Reproduce verbatim the entries between the line containing "dewpoint-point bbox=[842, 348, 846, 353]" and the line containing "wind-barb-flag bbox=[932, 113, 943, 118]", inclusive.

* RECORDS SHOWN
= = = = =
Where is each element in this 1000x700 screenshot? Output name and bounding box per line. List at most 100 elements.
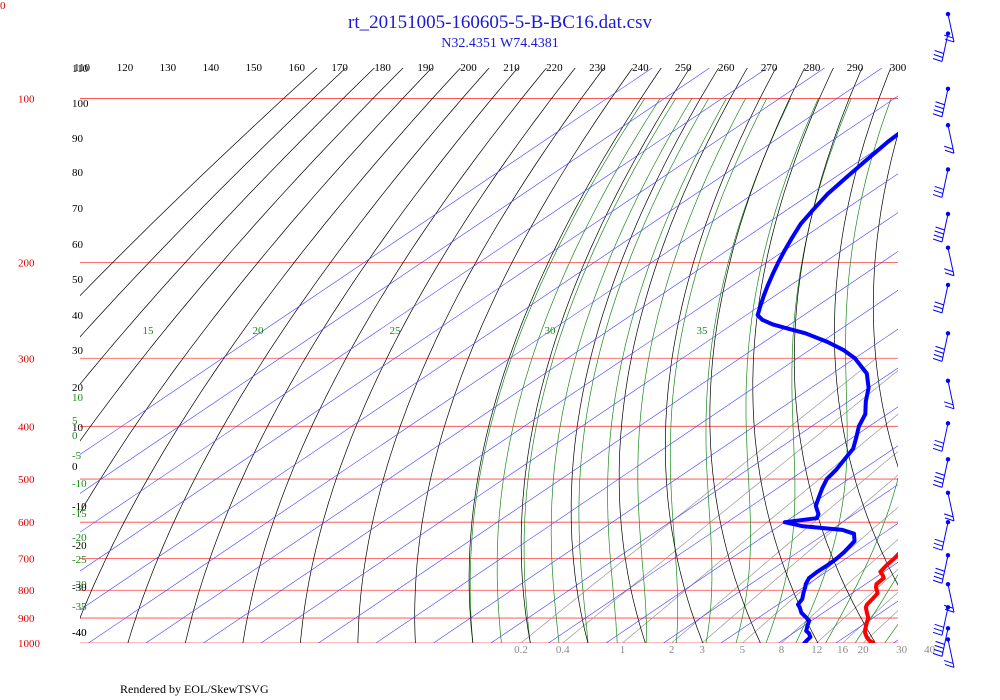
dewpoint-point bbox=[842, 348, 846, 353]
wind-barb-flag bbox=[932, 357, 943, 362]
dry-adiabat-label: 200 bbox=[460, 62, 477, 74]
dewpoint-point bbox=[797, 605, 802, 610]
left-axis-label: 90 bbox=[72, 133, 84, 145]
temperature-point bbox=[921, 516, 925, 520]
temperature-point bbox=[875, 591, 880, 595]
dry-adiabat-line bbox=[983, 14, 1000, 654]
dewpoint-point bbox=[820, 486, 824, 491]
wind-barb-flag bbox=[932, 113, 943, 118]
isotherm-line bbox=[991, 0, 1000, 655]
moist-adiabat-label: -20 bbox=[72, 532, 87, 544]
wind-barb-shaft bbox=[941, 459, 949, 488]
dewpoint-point bbox=[842, 457, 847, 462]
dry-adiabat-line bbox=[665, 68, 777, 643]
wind-barb-flag bbox=[943, 34, 954, 39]
dewpoint-profile bbox=[755, 131, 898, 643]
moist-adiabat-line bbox=[825, 476, 898, 643]
wind-barb-shaft bbox=[947, 13, 955, 43]
temperature-point bbox=[874, 582, 879, 586]
isotherm-line bbox=[260, 212, 898, 643]
isobar-layer bbox=[80, 98, 898, 643]
dry-adiabat-line bbox=[520, 68, 691, 643]
wind-barb-flag bbox=[933, 443, 944, 448]
wind-barb-flag bbox=[933, 305, 944, 310]
moist-adiabat-label: -25 bbox=[72, 554, 87, 566]
wind-barb-shaft bbox=[941, 628, 949, 657]
temperature-point bbox=[926, 504, 930, 508]
left-axis-label: -20 bbox=[72, 540, 87, 552]
temperature-point bbox=[913, 528, 917, 532]
moist-adiabat-label: -5 bbox=[72, 450, 82, 462]
sounding-profile-layer bbox=[755, 85, 970, 643]
wind-barb-shaft bbox=[947, 639, 955, 668]
wind-barb-flag bbox=[934, 475, 944, 480]
mixing-ratio-label: 30 bbox=[896, 644, 908, 656]
dry-adiabat-layer bbox=[80, 14, 1000, 654]
isobar-label: 300 bbox=[18, 353, 35, 365]
dry-adiabat-line bbox=[242, 68, 547, 643]
dewpoint-point bbox=[857, 424, 861, 429]
moist-adiabat-label: 35 bbox=[697, 325, 709, 337]
dewpoint-point bbox=[840, 528, 845, 532]
moist-adiabat-line bbox=[669, 98, 768, 643]
wind-barb-shaft bbox=[941, 423, 949, 452]
wind-barb-flag bbox=[934, 439, 944, 444]
wind-barb-shaft bbox=[941, 213, 949, 243]
mixing-ratio-label: 12 bbox=[811, 644, 822, 656]
dewpoint-point bbox=[771, 322, 775, 327]
mixing-ratio-label: 40 bbox=[924, 644, 936, 656]
moist-adiabat-line bbox=[607, 98, 727, 643]
wind-barb-flag bbox=[933, 353, 944, 358]
isotherm-line bbox=[432, 328, 898, 643]
temperature-point bbox=[957, 400, 961, 404]
wind-barb-flag bbox=[934, 185, 944, 190]
dewpoint-point bbox=[796, 602, 800, 607]
wind-barb-flag bbox=[932, 447, 943, 452]
left-axis-label: 110 bbox=[72, 63, 89, 75]
left-axis-label: 100 bbox=[72, 98, 89, 110]
dewpoint-point bbox=[776, 260, 781, 265]
dewpoint-point bbox=[807, 631, 811, 636]
temperature-point bbox=[864, 624, 868, 628]
moist-adiabat-label: 5 bbox=[72, 415, 78, 427]
left-axis-label: -40 bbox=[72, 627, 87, 639]
wind-barb-flag bbox=[935, 640, 945, 645]
dewpoint-point bbox=[798, 222, 803, 226]
dewpoint-point bbox=[852, 531, 856, 536]
left-axis-label: 0 bbox=[72, 461, 78, 473]
moist-adiabat-layer bbox=[469, 98, 898, 643]
moist-adiabat-line bbox=[469, 98, 646, 643]
wind-barb-flag bbox=[932, 631, 943, 636]
dewpoint-point bbox=[766, 283, 770, 287]
dewpoint-point bbox=[783, 520, 787, 524]
wind-barb-flag bbox=[933, 627, 944, 632]
chart-title: rt_20151005-160605-5-B-BC16.dat.csv bbox=[348, 12, 652, 33]
temperature-point bbox=[874, 585, 878, 590]
isotherm-line bbox=[80, 68, 653, 455]
dry-adiabat-line bbox=[618, 68, 748, 643]
dry-adiabat-label: 280 bbox=[804, 62, 821, 74]
dewpoint-point bbox=[851, 447, 855, 451]
dewpoint-point bbox=[814, 504, 818, 508]
mixing-ratio-label: 5 bbox=[740, 644, 746, 656]
dewpoint-point bbox=[825, 477, 829, 481]
dewpoint-point bbox=[804, 629, 808, 633]
temperature-point bbox=[949, 436, 953, 440]
dewpoint-point bbox=[914, 119, 918, 123]
dewpoint-point bbox=[825, 340, 830, 344]
dewpoint-point bbox=[965, 85, 969, 89]
dry-adiabat-label: 240 bbox=[632, 62, 649, 74]
dry-adiabat-label: 150 bbox=[246, 62, 263, 74]
left-axis-label: 50 bbox=[72, 274, 84, 286]
wind-barb-shaft bbox=[941, 33, 949, 62]
temperature-point bbox=[966, 357, 970, 361]
dry-adiabat-line bbox=[185, 68, 519, 643]
wind-barb-shaft bbox=[941, 169, 949, 198]
temperature-point bbox=[882, 576, 886, 580]
moist-adiabat-label: 0 bbox=[72, 430, 78, 442]
mixing-ratio-line bbox=[816, 568, 898, 643]
temperature-point bbox=[960, 425, 964, 429]
moist-adiabat-label: 10 bbox=[72, 392, 84, 404]
isobar-label: 100 bbox=[18, 93, 35, 105]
= = = = =
* ANSWER FOR THE TASK
dewpoint-point bbox=[842, 348, 846, 353]
wind-barb-flag bbox=[932, 357, 943, 362]
dry-adiabat-label: 200 bbox=[460, 62, 477, 74]
dewpoint-point bbox=[797, 605, 802, 610]
left-axis-label: 90 bbox=[72, 133, 84, 145]
temperature-point bbox=[921, 516, 925, 520]
temperature-point bbox=[875, 591, 880, 595]
dry-adiabat-line bbox=[983, 14, 1000, 654]
dewpoint-point bbox=[820, 486, 824, 491]
wind-barb-flag bbox=[932, 113, 943, 118]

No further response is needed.